## A run of records
start

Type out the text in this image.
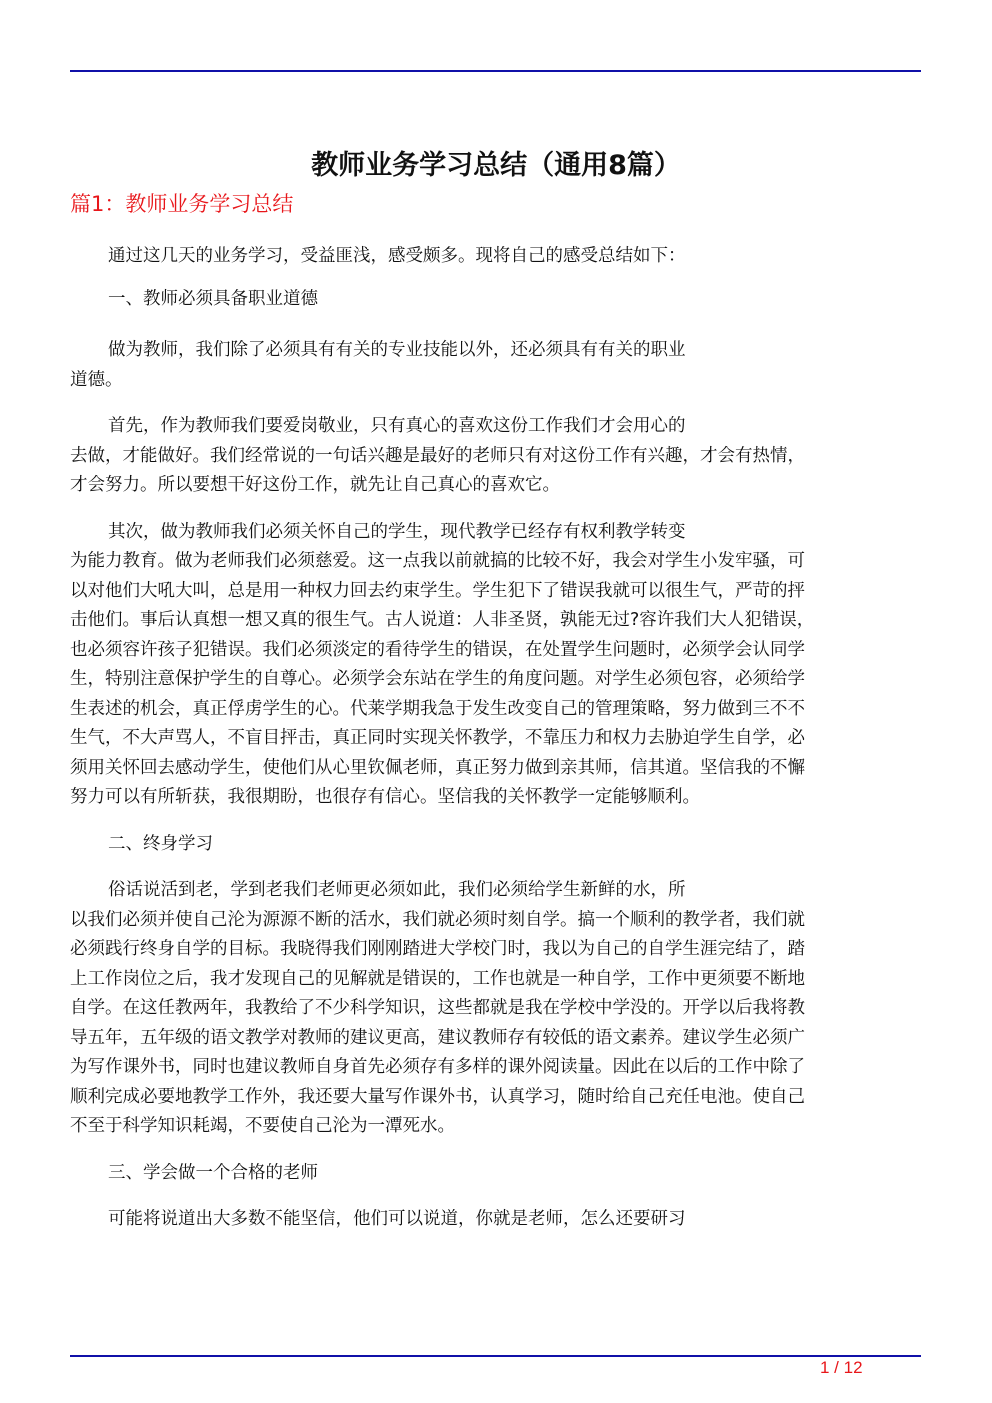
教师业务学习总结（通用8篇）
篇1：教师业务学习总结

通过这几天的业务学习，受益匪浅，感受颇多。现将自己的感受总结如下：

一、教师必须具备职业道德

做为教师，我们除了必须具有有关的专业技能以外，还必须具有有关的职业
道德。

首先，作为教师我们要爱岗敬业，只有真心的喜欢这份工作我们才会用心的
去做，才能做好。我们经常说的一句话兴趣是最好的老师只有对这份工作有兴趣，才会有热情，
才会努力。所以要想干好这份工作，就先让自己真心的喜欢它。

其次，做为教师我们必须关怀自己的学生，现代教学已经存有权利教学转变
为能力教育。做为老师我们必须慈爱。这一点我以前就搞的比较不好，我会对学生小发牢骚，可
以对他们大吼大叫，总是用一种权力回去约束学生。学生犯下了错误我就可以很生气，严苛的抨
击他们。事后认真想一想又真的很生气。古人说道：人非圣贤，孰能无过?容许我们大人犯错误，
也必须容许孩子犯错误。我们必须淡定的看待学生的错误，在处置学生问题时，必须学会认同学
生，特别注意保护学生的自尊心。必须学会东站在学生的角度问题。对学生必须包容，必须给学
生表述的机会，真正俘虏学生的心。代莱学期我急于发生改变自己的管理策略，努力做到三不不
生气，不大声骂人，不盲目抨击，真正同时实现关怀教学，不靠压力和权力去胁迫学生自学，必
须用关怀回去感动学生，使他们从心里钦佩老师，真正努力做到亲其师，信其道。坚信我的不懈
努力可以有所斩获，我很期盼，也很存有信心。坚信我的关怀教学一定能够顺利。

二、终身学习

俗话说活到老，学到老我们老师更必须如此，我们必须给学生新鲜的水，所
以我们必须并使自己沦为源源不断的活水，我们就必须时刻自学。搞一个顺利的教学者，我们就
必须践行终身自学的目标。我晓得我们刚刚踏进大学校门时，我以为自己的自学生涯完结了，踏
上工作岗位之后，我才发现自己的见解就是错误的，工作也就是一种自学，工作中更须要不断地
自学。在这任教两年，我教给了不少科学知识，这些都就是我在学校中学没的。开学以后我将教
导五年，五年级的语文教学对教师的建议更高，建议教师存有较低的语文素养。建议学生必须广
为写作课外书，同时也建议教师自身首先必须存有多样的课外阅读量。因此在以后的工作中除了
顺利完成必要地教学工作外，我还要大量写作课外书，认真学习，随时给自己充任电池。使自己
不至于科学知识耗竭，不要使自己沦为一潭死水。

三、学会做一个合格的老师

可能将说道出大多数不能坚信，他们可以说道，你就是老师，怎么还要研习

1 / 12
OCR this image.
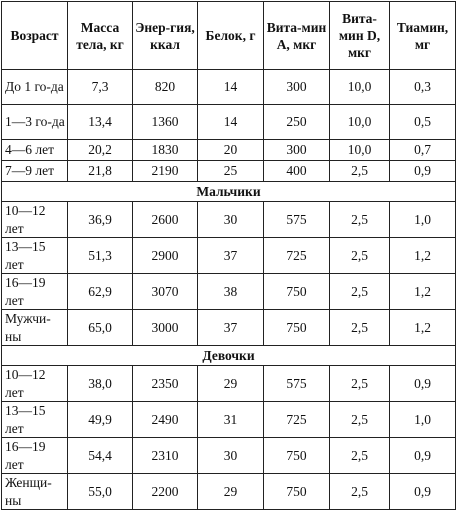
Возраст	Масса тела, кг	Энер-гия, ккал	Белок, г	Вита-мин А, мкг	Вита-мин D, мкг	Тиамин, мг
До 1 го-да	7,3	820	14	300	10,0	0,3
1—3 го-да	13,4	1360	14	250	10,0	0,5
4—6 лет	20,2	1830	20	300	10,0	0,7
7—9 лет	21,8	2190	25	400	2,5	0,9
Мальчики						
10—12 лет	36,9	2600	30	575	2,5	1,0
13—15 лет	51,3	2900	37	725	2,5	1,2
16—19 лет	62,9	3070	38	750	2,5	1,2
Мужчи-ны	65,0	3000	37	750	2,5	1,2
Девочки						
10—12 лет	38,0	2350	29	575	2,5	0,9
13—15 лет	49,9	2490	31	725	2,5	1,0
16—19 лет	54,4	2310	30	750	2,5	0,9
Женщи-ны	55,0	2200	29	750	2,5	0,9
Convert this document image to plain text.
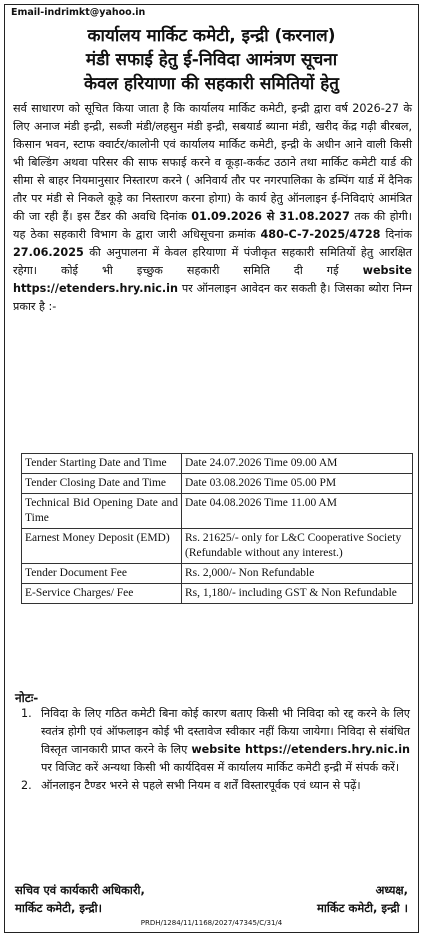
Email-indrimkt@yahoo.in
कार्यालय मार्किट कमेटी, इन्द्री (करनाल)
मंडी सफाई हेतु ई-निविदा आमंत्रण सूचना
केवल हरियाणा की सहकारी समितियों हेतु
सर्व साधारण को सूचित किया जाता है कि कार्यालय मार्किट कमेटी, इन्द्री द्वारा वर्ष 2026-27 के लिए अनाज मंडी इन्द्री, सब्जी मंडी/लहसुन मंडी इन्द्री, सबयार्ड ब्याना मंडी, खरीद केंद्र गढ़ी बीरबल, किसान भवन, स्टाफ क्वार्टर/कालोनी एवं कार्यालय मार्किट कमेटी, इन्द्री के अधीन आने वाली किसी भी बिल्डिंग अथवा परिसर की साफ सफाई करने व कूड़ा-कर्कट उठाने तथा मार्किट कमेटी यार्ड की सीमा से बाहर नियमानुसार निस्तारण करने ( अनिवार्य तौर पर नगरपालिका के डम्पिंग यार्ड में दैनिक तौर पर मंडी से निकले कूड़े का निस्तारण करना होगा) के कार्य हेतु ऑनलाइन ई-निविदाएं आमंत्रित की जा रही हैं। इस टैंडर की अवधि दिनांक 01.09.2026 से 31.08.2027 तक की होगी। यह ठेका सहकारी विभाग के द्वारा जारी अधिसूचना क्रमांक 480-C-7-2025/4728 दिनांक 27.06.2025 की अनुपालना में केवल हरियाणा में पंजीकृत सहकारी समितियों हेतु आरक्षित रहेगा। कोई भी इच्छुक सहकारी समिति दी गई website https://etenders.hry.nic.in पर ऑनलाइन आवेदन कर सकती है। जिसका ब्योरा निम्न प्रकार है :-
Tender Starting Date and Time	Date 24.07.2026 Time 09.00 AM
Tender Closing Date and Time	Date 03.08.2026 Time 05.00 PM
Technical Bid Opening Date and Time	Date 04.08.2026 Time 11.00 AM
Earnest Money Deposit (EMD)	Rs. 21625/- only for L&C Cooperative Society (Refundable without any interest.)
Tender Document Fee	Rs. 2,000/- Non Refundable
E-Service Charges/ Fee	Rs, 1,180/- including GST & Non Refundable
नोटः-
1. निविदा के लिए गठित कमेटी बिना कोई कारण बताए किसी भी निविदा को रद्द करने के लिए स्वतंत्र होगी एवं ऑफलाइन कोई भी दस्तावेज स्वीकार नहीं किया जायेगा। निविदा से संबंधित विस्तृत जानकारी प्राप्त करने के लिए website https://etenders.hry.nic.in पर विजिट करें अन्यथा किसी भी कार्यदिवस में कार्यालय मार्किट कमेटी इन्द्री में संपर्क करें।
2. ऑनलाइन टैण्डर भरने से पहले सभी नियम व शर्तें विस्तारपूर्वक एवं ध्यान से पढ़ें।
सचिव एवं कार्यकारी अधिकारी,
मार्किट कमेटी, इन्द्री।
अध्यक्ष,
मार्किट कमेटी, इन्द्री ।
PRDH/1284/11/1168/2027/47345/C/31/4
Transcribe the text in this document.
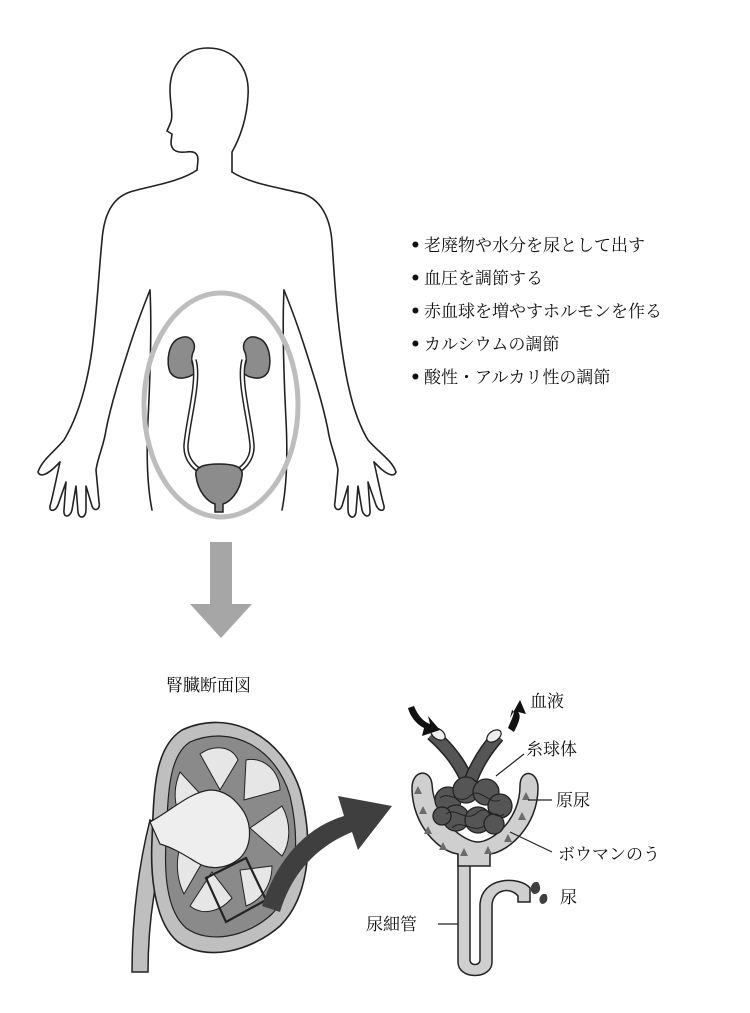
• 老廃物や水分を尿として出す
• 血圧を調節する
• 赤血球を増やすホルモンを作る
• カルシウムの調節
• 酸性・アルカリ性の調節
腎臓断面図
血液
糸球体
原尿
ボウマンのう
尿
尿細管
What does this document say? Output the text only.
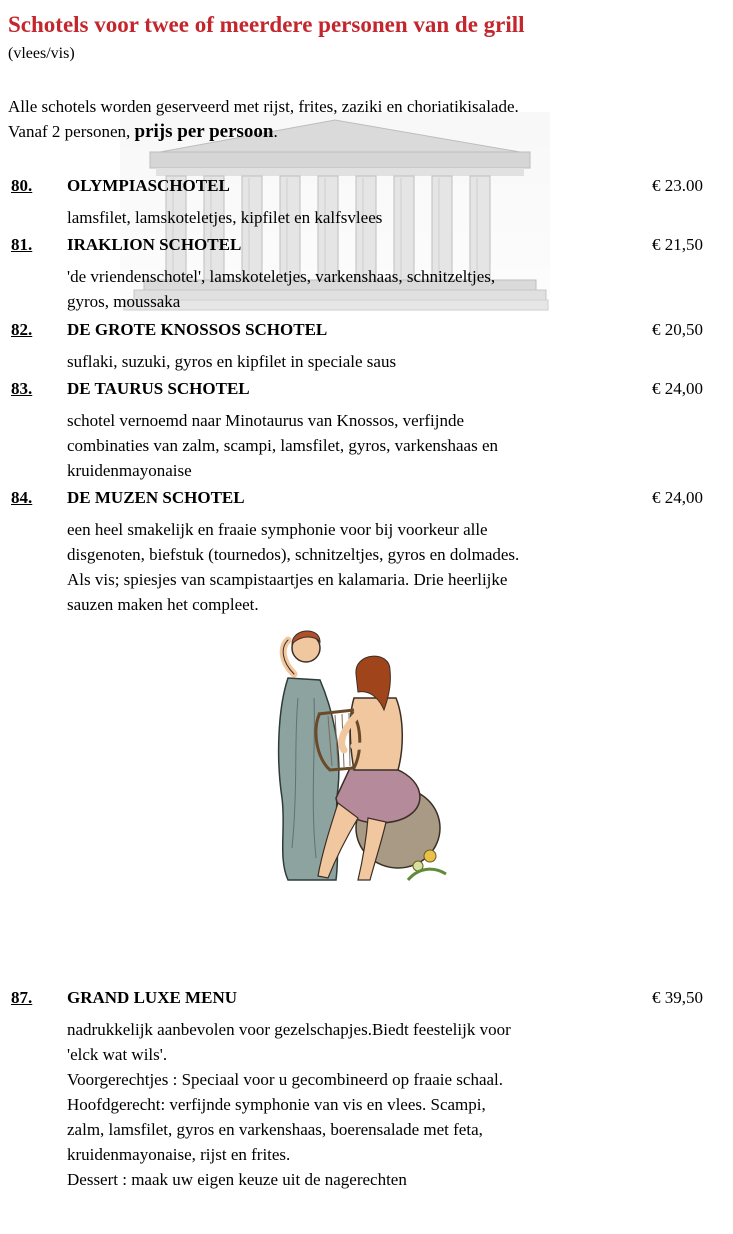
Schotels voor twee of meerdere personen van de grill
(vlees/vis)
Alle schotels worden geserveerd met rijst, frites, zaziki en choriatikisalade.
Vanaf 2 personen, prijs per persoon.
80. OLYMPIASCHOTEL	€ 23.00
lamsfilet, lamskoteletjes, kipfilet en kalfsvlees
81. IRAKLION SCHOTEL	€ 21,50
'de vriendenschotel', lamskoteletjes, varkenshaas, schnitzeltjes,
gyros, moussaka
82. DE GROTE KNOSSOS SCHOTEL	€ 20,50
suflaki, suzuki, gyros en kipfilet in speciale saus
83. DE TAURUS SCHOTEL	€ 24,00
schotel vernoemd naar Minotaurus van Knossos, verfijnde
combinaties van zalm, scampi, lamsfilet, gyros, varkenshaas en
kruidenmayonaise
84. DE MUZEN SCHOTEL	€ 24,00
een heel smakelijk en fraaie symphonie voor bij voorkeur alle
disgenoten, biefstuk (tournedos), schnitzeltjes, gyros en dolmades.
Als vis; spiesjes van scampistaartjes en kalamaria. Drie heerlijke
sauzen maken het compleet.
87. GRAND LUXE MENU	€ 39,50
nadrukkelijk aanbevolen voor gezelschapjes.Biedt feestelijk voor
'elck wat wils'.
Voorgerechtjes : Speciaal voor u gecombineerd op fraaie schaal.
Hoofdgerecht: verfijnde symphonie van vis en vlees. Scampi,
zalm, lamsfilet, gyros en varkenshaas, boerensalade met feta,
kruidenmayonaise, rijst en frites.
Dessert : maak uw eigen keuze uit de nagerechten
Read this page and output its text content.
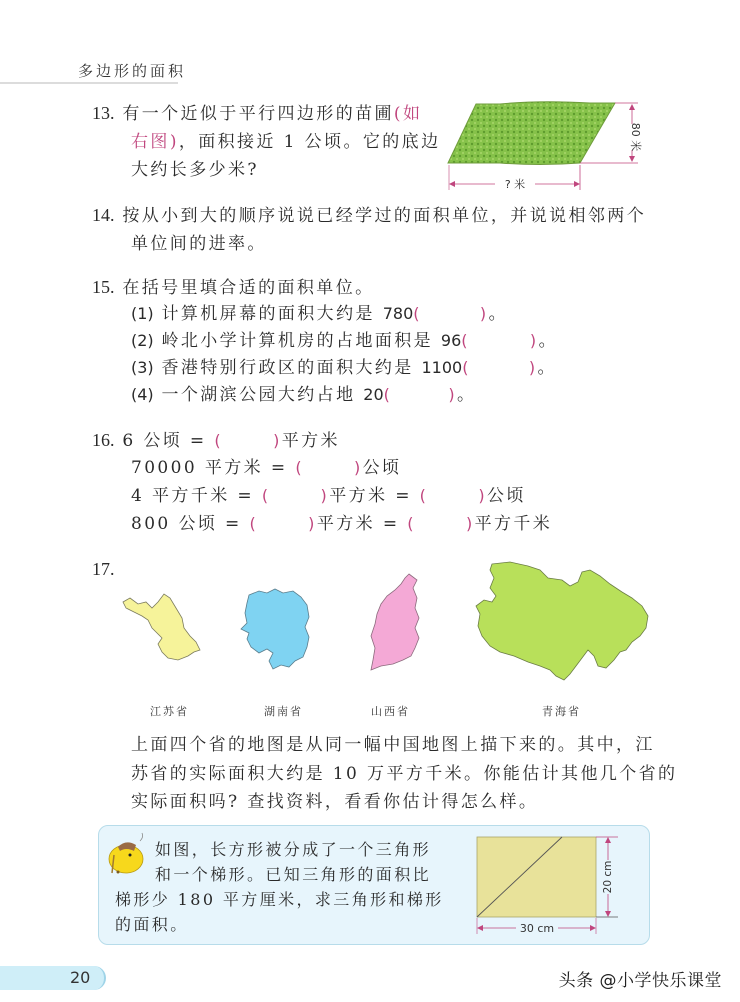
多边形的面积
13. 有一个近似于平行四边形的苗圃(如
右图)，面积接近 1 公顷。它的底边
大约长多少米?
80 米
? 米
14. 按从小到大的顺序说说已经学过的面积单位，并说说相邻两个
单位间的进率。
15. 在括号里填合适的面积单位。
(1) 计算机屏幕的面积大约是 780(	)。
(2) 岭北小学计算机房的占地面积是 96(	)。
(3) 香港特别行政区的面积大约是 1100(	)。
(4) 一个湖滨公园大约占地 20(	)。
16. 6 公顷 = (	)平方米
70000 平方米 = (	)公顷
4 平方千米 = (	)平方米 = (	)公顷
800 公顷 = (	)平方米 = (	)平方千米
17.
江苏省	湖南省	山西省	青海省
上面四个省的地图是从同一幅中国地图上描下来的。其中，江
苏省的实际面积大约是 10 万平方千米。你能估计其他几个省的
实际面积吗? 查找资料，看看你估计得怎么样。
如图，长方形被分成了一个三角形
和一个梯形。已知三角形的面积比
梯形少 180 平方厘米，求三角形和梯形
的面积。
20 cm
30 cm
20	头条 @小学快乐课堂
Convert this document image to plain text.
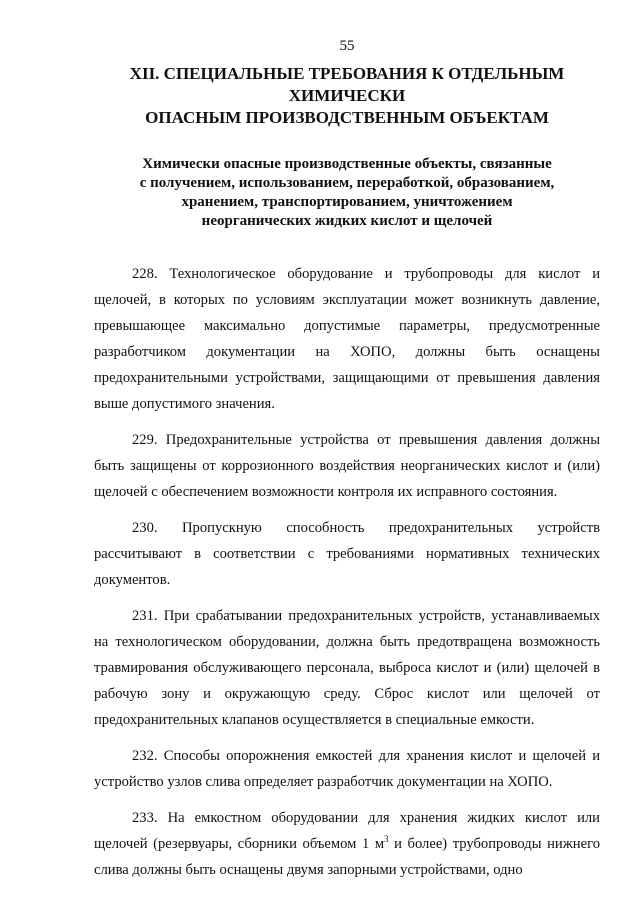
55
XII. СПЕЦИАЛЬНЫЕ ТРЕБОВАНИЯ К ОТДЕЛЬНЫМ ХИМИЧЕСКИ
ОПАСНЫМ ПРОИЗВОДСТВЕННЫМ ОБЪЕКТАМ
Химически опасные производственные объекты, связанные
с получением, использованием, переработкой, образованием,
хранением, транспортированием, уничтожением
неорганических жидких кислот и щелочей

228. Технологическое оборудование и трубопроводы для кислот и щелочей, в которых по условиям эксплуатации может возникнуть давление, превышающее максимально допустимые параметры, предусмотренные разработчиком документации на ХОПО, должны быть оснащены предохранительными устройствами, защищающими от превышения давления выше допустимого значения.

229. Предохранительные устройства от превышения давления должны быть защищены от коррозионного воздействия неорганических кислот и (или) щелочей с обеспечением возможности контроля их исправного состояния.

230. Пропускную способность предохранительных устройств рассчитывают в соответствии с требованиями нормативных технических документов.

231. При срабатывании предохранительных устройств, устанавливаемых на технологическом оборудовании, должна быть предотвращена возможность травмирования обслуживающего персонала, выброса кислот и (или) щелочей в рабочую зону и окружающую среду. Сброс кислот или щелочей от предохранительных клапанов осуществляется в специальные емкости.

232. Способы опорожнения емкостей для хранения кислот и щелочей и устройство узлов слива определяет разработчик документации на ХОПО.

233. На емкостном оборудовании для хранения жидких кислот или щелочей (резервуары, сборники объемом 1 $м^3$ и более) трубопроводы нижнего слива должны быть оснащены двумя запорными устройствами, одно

end

## THE EXERCISE
The answer is one number: how many lines of the material above contain "personen".

## RESULT FOR THIS EXERCISE
2